** BEGIN Dataset excerpts **
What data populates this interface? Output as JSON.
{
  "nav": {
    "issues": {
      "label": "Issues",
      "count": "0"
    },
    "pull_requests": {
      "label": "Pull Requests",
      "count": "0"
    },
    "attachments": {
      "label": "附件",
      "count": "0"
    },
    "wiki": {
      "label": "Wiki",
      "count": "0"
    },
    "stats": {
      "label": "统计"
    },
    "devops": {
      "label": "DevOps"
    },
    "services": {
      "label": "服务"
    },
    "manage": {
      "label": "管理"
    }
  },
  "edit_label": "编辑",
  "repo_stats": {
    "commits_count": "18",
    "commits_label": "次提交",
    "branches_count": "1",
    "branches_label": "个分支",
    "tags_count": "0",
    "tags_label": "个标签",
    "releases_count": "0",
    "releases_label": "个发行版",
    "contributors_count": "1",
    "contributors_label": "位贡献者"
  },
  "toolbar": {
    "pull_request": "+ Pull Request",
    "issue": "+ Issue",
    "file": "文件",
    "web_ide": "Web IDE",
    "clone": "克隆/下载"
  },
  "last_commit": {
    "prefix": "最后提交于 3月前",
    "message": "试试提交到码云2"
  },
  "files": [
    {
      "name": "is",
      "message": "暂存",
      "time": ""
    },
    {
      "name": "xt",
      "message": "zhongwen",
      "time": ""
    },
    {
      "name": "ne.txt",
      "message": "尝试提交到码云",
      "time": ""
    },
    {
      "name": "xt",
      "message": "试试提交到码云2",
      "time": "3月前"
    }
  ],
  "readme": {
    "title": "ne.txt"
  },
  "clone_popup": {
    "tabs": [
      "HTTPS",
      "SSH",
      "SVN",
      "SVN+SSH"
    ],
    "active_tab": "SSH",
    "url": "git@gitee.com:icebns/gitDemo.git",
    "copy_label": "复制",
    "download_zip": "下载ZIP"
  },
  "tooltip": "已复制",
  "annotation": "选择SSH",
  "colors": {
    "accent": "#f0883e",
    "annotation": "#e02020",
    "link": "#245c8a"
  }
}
** END Dataset excerpts **
■ Your objective: Repeat each record exactly, leaving nothing out.

■ Written response:
What data populates this interface? Output as JSON.
{
  "nav": {
    "issues": {
      "label": "Issues",
      "count": "0"
    },
    "pull_requests": {
      "label": "Pull Requests",
      "count": "0"
    },
    "attachments": {
      "label": "附件",
      "count": "0"
    },
    "wiki": {
      "label": "Wiki",
      "count": "0"
    },
    "stats": {
      "label": "统计"
    },
    "devops": {
      "label": "DevOps"
    },
    "services": {
      "label": "服务"
    },
    "manage": {
      "label": "管理"
    }
  },
  "edit_label": "编辑",
  "repo_stats": {
    "commits_count": "18",
    "commits_label": "次提交",
    "branches_count": "1",
    "branches_label": "个分支",
    "tags_count": "0",
    "tags_label": "个标签",
    "releases_count": "0",
    "releases_label": "个发行版",
    "contributors_count": "1",
    "contributors_label": "位贡献者"
  },
  "toolbar": {
    "pull_request": "+ Pull Request",
    "issue": "+ Issue",
    "file": "文件",
    "web_ide": "Web IDE",
    "clone": "克隆/下载"
  },
  "last_commit": {
    "prefix": "最后提交于 3月前",
    "message": "试试提交到码云2"
  },
  "files": [
    {
      "name": "is",
      "message": "暂存",
      "time": ""
    },
    {
      "name": "xt",
      "message": "zhongwen",
      "time": ""
    },
    {
      "name": "ne.txt",
      "message": "尝试提交到码云",
      "time": ""
    },
    {
      "name": "xt",
      "message": "试试提交到码云2",
      "time": "3月前"
    }
  ],
  "readme": {
    "title": "ne.txt"
  },
  "clone_popup": {
    "tabs": [
      "HTTPS",
      "SSH",
      "SVN",
      "SVN+SSH"
    ],
    "active_tab": "SSH",
    "url": "git@gitee.com:icebns/gitDemo.git",
    "copy_label": "复制",
    "download_zip": "下载ZIP"
  },
  "tooltip": "已复制",
  "annotation": "选择SSH",
  "colors": {
    "accent": "#f0883e",
    "annotation": "#e02020",
    "link": "#245c8a"
  }
}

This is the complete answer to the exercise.